"""

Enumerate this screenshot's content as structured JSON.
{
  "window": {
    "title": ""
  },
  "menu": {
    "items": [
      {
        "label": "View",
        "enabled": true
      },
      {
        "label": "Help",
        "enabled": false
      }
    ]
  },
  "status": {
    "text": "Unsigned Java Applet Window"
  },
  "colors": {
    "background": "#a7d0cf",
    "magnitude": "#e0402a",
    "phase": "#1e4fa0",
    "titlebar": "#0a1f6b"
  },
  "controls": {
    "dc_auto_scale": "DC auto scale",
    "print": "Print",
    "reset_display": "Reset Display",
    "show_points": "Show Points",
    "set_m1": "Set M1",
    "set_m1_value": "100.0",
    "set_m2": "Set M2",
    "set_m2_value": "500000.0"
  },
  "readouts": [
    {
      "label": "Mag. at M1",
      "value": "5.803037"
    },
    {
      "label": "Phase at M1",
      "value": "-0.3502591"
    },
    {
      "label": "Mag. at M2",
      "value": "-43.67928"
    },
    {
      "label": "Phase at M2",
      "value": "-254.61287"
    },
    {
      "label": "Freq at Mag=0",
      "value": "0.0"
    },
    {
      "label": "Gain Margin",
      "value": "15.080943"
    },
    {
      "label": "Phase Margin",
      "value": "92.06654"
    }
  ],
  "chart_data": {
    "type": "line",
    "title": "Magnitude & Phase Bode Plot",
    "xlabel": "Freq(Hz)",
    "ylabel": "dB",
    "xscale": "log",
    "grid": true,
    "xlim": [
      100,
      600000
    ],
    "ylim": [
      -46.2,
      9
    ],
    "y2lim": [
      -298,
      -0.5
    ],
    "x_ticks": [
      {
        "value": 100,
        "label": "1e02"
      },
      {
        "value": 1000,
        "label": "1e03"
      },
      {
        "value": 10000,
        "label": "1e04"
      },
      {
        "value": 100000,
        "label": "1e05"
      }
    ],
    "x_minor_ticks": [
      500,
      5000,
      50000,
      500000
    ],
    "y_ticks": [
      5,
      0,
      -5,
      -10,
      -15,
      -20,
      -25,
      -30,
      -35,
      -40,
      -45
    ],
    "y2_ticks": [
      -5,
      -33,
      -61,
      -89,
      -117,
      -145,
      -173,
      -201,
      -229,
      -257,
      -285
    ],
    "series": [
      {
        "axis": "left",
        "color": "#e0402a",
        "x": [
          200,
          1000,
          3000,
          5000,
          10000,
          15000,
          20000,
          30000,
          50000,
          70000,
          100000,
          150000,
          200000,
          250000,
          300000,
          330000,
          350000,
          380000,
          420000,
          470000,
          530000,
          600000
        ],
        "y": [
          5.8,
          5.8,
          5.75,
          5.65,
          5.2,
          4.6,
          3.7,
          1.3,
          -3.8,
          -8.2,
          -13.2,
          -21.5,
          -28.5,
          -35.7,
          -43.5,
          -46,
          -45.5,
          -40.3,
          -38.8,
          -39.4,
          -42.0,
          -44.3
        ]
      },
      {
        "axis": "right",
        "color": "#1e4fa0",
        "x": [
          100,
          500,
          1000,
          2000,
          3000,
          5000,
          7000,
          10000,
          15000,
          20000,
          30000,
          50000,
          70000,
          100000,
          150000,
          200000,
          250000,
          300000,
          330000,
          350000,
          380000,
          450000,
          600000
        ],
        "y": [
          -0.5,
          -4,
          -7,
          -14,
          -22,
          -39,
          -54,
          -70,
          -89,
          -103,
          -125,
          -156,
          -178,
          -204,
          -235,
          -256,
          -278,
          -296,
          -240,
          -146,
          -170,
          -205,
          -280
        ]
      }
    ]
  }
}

"""

* [Written exercise]
Scan the material above for the string "Margin" and return the lines that hold it.

* [Exercise result]
      "label": "Gain Margin",
      "label": "Phase Margin",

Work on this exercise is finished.